# INSTRUCTIONS FOR THE TASK
Please explain, in one to three sentences drawn from the 5.9L Cummins text, why Dodge brought out the common-rail version of the engine for 2003.
— Start TEXT EXCERPT —
For emissions purposes, the automatic-equipped engines were fitted with the HY35W in ’01 and ’02, which was a little more restrictive on the exhaust side, which led to quicker spool up but less flow at higher rpm. Both turbos use a T3 turbine inlet flange, but the HX35W’s is divided while the HY35W’s flange is non-divided.

Unfortunately, the updated 24-valve engine wasn’t without its issues. Every version of the 5.9L we’ve talked about so far suffers from the killer dowel-pin problem, however, the 24-valve also suffers from the number 53 block problem.

Certain ’99-’01 model year blocks were prone to cracking. Approximately 100,000 crankcases, produced by TUPY, were cast with thinner water jacket walls than what was found on earlier and later model engines.

The problematic blocks are identifiable via a “53” casting number visible on the driver side front of the block. Cracks typically begin beneath the freeze plugs, which can lead to coolant leakage when the engine is worked hard or exposed to increased cylinder pressure.

These blocks are not guaranteed to crack, but it was a big enough problem that Dodge ended up replacing quite a few cracked blocks under warranty.

Yet again, in 2002, the 5.9L was getting close to failing to meet emissions standards and Dodge needed an updated version to meet the stricter standards. This is where 2003 to 2007 common-rail version of the 5.9L comes into play.

Where the 5.9L was once a fully mechanic engine, the common-rail version was entirely dependent on electronics.

The new, electronically-controlled common-rail fuel system from Bosch featured a CP3 high-pressure fuel pump and solenoid-actuated, multi-event injectors, which made the Cummins quieter, cleaner and more powerful than ever before.

Even though there was a massive update that added tons of electronics, at the end of the day, it was still a 5.9L 24-valve Cummins. Although it was born from the need for better emissions, the common-rail version of the 5.9L also offered a massive increase in performance, bumping power to 305hp, and 555 lb-ft.

The new Bosch CP3 featured on the updated 5.9L was a radial-piston pump comprised of three cam-driven plungers, a high-pressure and low-pressure circuit, a hardened-steel housing and a fuel pressure regulator.

Unlike the VP44 pump on earlier engines, the CP3 pump’s primary responsibility is to produce and regulate high-pressure fuel for the injectors to use. It isn’t directly involved with controlling injection timing or fuel volume.

While it’s still driven by the front gear train, the CP3 isn’t timed to either the crankshaft or camshaft.

The common-rail 5.9L Cummins also featured new Bosch, solenoid-activated injectors, which were fired electronically, rather than mechanically like the earlier 5.9L engines.

On ’03 and ’04 engines produced before January 1, 2004, each injector carried out two injection events per combustion cycle, however, later 2004 engines used new injectors featuring a third injection event that was employed to meet the 2004 EPA-mandated emission regulations.
— End TEXT EXCERPT —
— Start PROVIDED DATA —
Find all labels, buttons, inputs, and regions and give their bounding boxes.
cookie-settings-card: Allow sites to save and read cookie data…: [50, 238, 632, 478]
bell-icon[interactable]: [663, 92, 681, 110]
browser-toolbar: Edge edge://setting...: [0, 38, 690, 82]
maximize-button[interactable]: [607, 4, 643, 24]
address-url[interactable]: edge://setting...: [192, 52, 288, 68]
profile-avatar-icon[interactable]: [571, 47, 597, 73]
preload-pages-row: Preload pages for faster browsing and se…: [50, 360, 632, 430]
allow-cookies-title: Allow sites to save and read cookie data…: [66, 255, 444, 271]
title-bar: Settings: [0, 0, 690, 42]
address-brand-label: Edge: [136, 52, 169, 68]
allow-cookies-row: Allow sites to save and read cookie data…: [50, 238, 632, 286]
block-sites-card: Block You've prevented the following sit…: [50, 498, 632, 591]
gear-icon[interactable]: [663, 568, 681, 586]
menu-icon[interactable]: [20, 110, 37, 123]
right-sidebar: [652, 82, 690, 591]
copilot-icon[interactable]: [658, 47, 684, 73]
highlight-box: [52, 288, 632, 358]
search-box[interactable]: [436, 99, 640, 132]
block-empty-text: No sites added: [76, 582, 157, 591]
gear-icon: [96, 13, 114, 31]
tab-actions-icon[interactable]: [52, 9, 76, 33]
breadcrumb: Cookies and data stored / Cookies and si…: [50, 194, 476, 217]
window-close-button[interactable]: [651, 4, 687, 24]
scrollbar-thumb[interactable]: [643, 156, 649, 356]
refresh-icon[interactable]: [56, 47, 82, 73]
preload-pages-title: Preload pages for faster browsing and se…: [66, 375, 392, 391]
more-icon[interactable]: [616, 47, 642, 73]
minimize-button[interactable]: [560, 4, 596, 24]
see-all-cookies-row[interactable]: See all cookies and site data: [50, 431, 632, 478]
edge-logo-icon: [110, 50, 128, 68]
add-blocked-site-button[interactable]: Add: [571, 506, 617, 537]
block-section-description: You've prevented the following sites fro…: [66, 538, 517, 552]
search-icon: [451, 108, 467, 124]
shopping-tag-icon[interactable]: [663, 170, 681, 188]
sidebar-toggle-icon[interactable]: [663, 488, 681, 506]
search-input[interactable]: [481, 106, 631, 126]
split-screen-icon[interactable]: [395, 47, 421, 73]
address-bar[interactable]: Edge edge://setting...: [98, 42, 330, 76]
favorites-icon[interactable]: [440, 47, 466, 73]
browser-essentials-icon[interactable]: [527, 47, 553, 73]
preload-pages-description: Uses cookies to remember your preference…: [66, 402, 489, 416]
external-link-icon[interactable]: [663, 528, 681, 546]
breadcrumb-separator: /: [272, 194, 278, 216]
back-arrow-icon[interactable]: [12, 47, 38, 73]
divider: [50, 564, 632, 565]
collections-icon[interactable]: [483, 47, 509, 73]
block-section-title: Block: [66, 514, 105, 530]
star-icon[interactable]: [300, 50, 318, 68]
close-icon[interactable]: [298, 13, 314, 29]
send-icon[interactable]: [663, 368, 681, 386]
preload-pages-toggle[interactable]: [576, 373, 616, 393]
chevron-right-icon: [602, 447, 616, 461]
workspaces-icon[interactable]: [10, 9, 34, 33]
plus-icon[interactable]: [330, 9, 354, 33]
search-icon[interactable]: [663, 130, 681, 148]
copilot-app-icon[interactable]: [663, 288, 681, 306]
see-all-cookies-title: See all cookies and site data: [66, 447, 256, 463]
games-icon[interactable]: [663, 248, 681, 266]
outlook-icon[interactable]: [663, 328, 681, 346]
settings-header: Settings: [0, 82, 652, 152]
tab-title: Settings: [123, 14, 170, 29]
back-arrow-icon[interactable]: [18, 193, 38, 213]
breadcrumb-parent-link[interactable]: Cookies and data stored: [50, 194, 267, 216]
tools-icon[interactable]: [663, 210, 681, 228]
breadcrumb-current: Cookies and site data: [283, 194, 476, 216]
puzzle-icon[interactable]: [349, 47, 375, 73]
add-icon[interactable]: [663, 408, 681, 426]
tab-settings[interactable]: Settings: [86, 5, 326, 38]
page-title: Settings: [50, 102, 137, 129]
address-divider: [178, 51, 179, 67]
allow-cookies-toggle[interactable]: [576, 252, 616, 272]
— End PROVIDED DATA —
# SOLUTION TO THIS PROBLEM
By 2002 the 5.9L was getting close to failing emissions standards, and Dodge needed an updated version to meet the stricter standards. The 2003 to 2007 common-rail 5.9L was that update.